=== Task inputs ===
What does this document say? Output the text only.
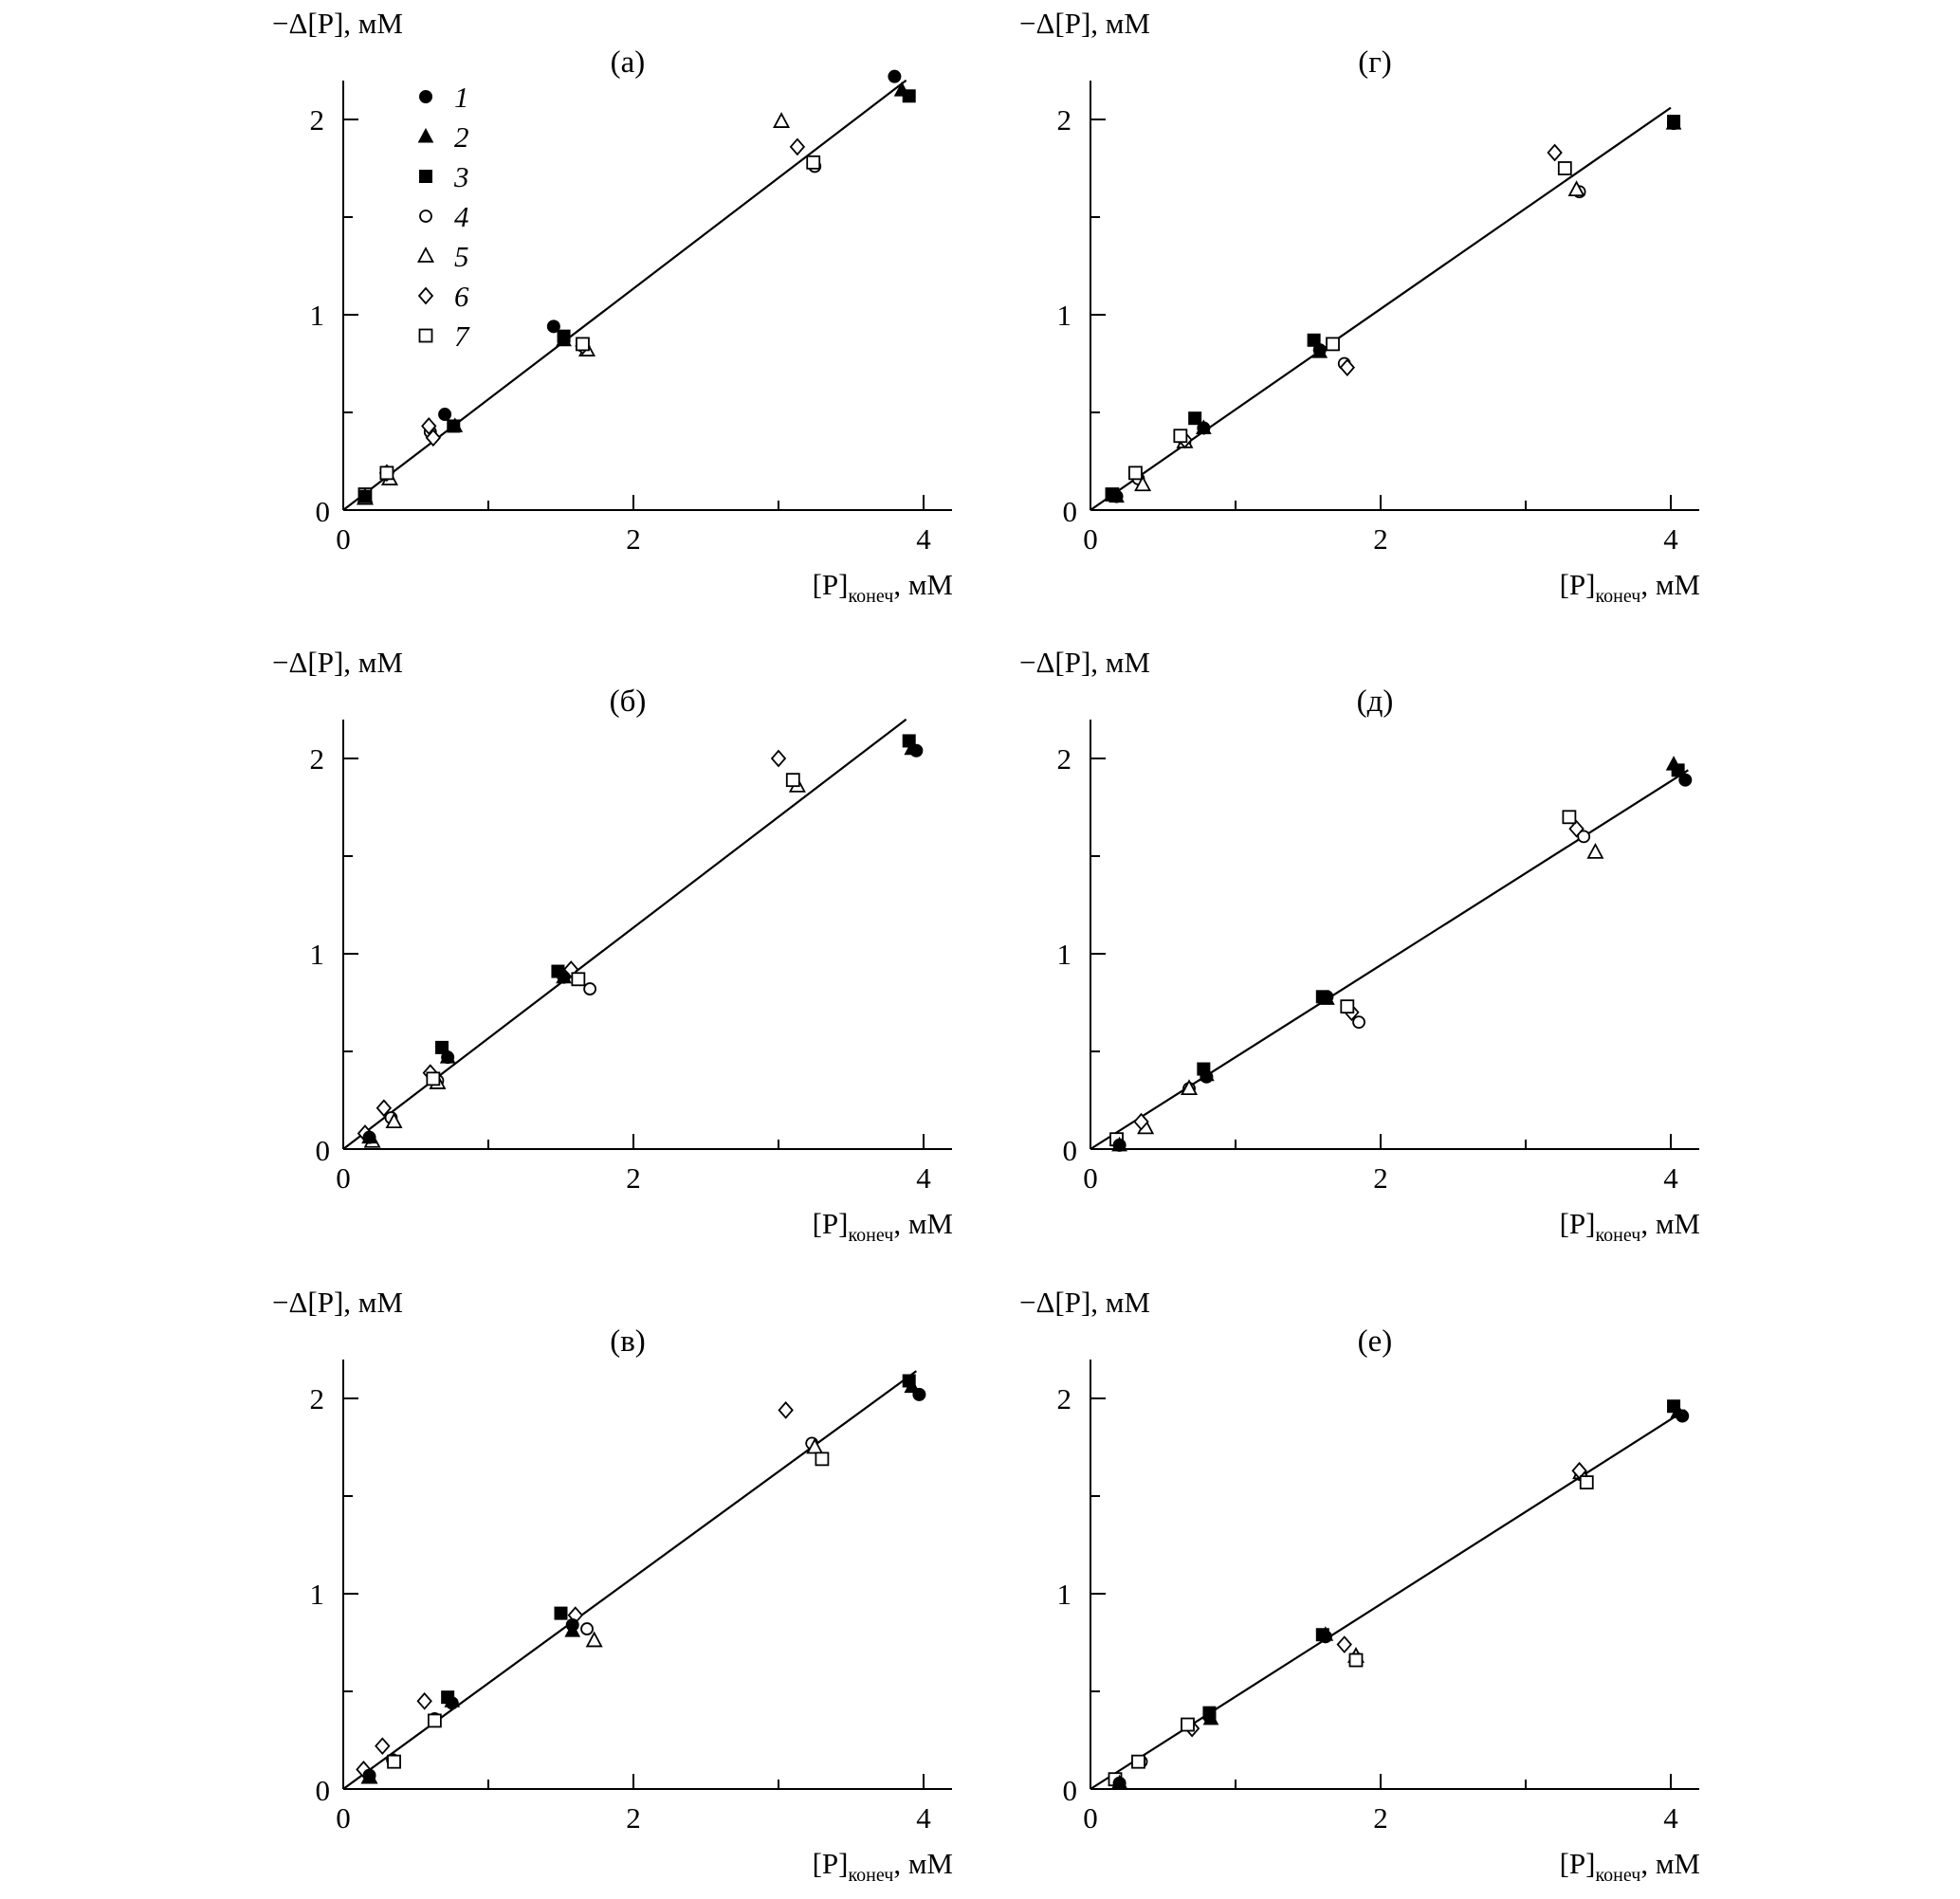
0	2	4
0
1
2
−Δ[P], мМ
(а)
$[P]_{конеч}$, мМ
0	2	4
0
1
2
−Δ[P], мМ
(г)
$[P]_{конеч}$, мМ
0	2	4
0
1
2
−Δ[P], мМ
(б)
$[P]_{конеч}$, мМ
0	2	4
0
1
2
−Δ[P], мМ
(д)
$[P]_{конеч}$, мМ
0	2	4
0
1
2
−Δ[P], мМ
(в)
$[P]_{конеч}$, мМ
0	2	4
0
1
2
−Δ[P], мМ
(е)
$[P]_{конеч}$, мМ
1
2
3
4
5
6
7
===
=== Task inputs ===
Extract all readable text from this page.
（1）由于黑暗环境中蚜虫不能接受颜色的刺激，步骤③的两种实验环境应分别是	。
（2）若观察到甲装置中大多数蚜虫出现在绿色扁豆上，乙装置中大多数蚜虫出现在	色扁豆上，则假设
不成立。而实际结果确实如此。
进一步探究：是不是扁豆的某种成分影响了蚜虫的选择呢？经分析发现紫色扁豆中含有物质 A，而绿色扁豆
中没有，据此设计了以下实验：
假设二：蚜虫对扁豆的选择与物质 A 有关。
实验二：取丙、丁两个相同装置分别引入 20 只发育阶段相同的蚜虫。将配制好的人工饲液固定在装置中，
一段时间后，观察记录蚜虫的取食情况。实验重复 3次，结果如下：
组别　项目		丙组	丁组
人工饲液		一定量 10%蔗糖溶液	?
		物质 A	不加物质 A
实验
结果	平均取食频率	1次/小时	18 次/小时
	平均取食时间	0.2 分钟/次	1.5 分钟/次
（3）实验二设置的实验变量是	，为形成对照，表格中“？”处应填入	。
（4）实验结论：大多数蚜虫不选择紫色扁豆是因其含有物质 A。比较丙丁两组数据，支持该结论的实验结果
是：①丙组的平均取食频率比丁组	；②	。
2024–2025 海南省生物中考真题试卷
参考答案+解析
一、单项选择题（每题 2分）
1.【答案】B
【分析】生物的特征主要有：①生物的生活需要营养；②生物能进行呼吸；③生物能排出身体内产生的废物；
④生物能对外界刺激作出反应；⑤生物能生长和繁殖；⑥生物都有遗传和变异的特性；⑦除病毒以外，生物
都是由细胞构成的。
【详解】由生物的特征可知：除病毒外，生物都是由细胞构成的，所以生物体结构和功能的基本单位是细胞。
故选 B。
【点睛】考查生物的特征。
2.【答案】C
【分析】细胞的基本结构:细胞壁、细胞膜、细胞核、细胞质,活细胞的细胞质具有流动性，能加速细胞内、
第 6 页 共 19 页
===
=== Task inputs ===
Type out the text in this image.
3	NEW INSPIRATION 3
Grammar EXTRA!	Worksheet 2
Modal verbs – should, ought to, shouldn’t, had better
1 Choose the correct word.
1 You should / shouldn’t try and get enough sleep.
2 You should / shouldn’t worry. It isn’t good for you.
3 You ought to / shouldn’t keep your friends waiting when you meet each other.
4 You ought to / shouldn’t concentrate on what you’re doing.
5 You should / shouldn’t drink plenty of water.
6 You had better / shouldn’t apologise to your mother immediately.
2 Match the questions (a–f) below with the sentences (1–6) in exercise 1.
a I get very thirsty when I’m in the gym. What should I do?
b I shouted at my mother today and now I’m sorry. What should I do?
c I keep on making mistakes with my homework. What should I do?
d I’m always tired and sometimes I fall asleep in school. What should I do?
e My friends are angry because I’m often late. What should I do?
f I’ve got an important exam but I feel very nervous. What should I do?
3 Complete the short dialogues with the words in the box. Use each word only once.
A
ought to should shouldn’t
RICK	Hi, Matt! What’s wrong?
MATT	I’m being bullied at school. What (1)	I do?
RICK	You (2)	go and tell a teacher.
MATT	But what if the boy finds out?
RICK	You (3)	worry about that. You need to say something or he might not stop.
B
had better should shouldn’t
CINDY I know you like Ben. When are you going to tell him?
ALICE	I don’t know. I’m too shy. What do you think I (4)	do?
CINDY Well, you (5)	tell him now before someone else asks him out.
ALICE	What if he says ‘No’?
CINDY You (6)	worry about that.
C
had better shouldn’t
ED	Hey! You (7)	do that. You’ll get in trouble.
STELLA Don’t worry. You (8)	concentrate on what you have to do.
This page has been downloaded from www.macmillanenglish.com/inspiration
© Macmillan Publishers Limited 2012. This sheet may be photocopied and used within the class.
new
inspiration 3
===
(Instructions to follow):
Work out how many lines above have the string "ought" in them, and give only the number.

(Written solution):
4